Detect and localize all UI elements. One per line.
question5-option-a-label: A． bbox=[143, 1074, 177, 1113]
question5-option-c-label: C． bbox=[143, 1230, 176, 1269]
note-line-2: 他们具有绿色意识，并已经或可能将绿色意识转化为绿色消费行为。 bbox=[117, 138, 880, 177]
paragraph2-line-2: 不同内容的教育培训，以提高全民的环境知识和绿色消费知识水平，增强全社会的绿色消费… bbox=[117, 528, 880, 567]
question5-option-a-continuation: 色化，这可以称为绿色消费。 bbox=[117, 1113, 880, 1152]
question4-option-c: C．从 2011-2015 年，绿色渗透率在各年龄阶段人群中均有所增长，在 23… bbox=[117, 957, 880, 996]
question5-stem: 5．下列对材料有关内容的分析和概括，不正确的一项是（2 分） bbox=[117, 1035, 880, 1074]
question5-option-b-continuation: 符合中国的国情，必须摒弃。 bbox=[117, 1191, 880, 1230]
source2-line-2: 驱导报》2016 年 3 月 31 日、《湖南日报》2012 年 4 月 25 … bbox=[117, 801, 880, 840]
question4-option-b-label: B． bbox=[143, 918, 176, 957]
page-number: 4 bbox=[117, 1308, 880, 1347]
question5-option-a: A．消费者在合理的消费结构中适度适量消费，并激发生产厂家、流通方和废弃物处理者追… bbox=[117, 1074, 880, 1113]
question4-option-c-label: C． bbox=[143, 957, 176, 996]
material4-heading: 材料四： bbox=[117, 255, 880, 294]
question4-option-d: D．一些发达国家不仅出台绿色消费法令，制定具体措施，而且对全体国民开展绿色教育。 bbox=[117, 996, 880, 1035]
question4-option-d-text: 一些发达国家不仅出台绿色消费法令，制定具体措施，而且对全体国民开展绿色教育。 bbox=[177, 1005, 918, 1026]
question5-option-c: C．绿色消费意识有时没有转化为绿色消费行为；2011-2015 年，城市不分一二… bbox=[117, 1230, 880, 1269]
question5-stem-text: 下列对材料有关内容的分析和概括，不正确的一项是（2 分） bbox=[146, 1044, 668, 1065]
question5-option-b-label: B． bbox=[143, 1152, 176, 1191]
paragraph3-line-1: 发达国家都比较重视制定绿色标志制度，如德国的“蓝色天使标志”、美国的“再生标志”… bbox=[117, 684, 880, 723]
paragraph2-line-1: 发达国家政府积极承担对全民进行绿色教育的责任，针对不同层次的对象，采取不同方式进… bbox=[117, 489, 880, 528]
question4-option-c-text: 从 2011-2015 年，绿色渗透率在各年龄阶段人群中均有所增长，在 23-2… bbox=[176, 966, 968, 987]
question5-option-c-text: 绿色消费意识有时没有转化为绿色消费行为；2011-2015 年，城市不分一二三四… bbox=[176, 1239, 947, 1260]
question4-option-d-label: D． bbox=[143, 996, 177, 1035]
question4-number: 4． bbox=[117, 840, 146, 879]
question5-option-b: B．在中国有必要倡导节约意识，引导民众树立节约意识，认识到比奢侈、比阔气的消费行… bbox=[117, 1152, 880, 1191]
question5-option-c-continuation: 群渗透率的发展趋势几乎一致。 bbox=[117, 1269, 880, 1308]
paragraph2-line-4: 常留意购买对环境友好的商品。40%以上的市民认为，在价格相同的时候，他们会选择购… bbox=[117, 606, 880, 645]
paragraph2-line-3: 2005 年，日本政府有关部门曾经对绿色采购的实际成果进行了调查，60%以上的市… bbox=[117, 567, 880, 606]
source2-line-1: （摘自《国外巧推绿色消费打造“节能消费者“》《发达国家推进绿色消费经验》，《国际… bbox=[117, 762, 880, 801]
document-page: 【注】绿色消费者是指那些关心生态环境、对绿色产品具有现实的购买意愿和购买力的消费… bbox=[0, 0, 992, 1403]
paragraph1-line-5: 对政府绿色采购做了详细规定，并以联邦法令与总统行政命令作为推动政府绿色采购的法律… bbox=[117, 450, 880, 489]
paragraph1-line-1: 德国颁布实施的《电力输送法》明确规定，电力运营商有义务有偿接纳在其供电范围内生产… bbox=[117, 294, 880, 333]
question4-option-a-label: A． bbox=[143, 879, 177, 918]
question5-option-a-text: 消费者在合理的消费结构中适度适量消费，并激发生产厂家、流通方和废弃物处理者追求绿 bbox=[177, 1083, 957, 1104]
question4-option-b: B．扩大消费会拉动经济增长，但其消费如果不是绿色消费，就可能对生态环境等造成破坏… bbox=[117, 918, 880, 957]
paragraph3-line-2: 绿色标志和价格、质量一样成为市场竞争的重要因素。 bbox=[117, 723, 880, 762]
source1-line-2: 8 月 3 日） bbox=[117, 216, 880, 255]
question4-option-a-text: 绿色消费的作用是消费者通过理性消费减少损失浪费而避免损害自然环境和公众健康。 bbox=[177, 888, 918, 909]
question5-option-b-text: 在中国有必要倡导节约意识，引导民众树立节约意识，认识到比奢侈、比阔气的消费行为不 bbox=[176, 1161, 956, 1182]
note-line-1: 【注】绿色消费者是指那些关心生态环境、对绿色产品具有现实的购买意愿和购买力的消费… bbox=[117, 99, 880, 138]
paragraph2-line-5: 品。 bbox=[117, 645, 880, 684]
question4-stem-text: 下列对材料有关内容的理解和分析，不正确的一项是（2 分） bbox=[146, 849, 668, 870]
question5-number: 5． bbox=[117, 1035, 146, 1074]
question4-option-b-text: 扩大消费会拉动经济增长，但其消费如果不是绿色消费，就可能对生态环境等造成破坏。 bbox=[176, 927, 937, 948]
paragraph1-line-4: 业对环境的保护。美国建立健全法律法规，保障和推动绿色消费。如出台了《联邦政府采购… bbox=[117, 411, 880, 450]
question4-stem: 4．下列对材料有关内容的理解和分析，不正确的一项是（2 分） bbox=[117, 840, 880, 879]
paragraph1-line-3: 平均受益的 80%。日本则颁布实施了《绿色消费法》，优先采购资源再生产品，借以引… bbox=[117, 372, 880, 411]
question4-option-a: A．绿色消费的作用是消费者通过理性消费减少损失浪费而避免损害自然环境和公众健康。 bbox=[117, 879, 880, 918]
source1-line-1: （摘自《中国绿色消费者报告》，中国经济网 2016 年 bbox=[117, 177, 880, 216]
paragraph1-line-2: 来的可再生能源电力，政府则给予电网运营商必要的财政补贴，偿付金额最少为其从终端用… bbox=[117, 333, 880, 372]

----------------------------------------

• _AIM_
Please copy out the entries word for word, starting at the first line and ending with the line that contains "684, 880, 723]", both included.

• _SOLUTION FOR THIS EXERCISE_
Detect and localize all UI elements. One per line.
question5-option-a-label: A． bbox=[143, 1074, 177, 1113]
question5-option-c-label: C． bbox=[143, 1230, 176, 1269]
note-line-2: 他们具有绿色意识，并已经或可能将绿色意识转化为绿色消费行为。 bbox=[117, 138, 880, 177]
paragraph2-line-2: 不同内容的教育培训，以提高全民的环境知识和绿色消费知识水平，增强全社会的绿色消费… bbox=[117, 528, 880, 567]
question5-option-a-continuation: 色化，这可以称为绿色消费。 bbox=[117, 1113, 880, 1152]
question4-option-c: C．从 2011-2015 年，绿色渗透率在各年龄阶段人群中均有所增长，在 23… bbox=[117, 957, 880, 996]
question5-stem: 5．下列对材料有关内容的分析和概括，不正确的一项是（2 分） bbox=[117, 1035, 880, 1074]
question5-option-b-continuation: 符合中国的国情，必须摒弃。 bbox=[117, 1191, 880, 1230]
source2-line-2: 驱导报》2016 年 3 月 31 日、《湖南日报》2012 年 4 月 25 … bbox=[117, 801, 880, 840]
question4-option-b-label: B． bbox=[143, 918, 176, 957]
page-number: 4 bbox=[117, 1308, 880, 1347]
question5-option-a: A．消费者在合理的消费结构中适度适量消费，并激发生产厂家、流通方和废弃物处理者追… bbox=[117, 1074, 880, 1113]
question4-option-c-label: C． bbox=[143, 957, 176, 996]
material4-heading: 材料四： bbox=[117, 255, 880, 294]
question4-option-d: D．一些发达国家不仅出台绿色消费法令，制定具体措施，而且对全体国民开展绿色教育。 bbox=[117, 996, 880, 1035]
question4-option-d-text: 一些发达国家不仅出台绿色消费法令，制定具体措施，而且对全体国民开展绿色教育。 bbox=[177, 1005, 918, 1026]
question5-option-c: C．绿色消费意识有时没有转化为绿色消费行为；2011-2015 年，城市不分一二… bbox=[117, 1230, 880, 1269]
question5-stem-text: 下列对材料有关内容的分析和概括，不正确的一项是（2 分） bbox=[146, 1044, 668, 1065]
question5-option-b-label: B． bbox=[143, 1152, 176, 1191]
paragraph3-line-1: 发达国家都比较重视制定绿色标志制度，如德国的“蓝色天使标志”、美国的“再生标志”… bbox=[117, 684, 880, 723]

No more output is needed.